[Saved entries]

>>

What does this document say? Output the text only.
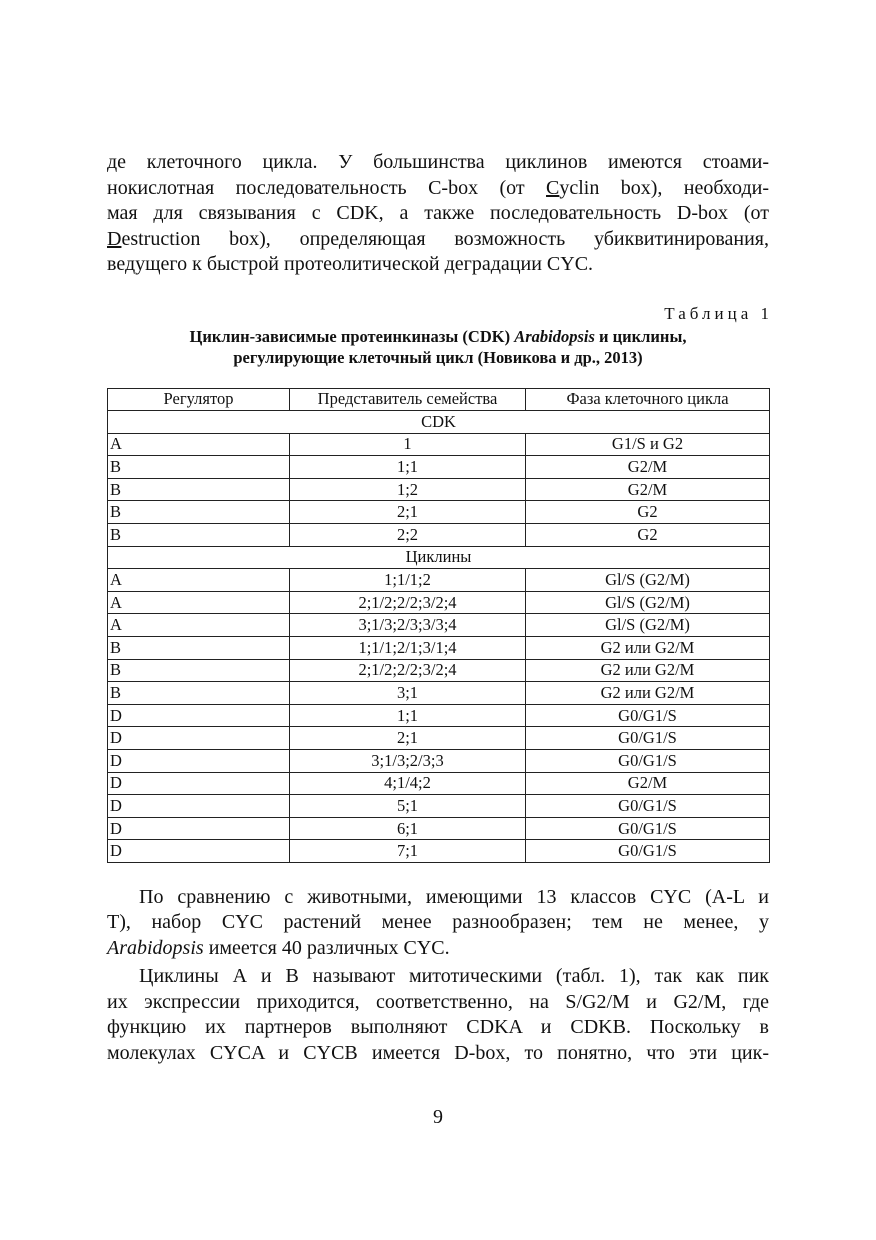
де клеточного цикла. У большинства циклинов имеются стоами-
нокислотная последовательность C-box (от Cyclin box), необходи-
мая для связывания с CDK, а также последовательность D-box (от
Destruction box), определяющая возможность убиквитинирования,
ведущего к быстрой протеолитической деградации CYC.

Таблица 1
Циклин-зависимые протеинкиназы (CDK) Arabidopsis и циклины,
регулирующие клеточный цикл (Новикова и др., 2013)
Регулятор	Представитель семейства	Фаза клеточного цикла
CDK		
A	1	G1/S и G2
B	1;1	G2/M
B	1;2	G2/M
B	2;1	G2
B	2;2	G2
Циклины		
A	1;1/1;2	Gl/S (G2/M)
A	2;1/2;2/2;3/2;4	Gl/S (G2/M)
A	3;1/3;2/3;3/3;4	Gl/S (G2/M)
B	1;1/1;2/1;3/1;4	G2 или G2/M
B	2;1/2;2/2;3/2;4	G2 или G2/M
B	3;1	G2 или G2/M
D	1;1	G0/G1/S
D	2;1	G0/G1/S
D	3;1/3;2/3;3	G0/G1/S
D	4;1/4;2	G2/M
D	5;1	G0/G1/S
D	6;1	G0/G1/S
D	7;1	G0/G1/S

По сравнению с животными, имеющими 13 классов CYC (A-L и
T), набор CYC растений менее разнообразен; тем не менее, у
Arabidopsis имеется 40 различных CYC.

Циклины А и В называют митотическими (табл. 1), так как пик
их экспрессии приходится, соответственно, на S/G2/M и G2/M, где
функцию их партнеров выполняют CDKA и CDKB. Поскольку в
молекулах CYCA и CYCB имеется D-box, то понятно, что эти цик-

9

<<

§ TASK TO COMPLETE
From the listing above, collect every line that mentions the word "имеется".

§ PROBLEM SOLUTION
Arabidopsis имеется 40 различных CYC.
молекулах CYCA и CYCB имеется D-box, то понятно, что эти цик-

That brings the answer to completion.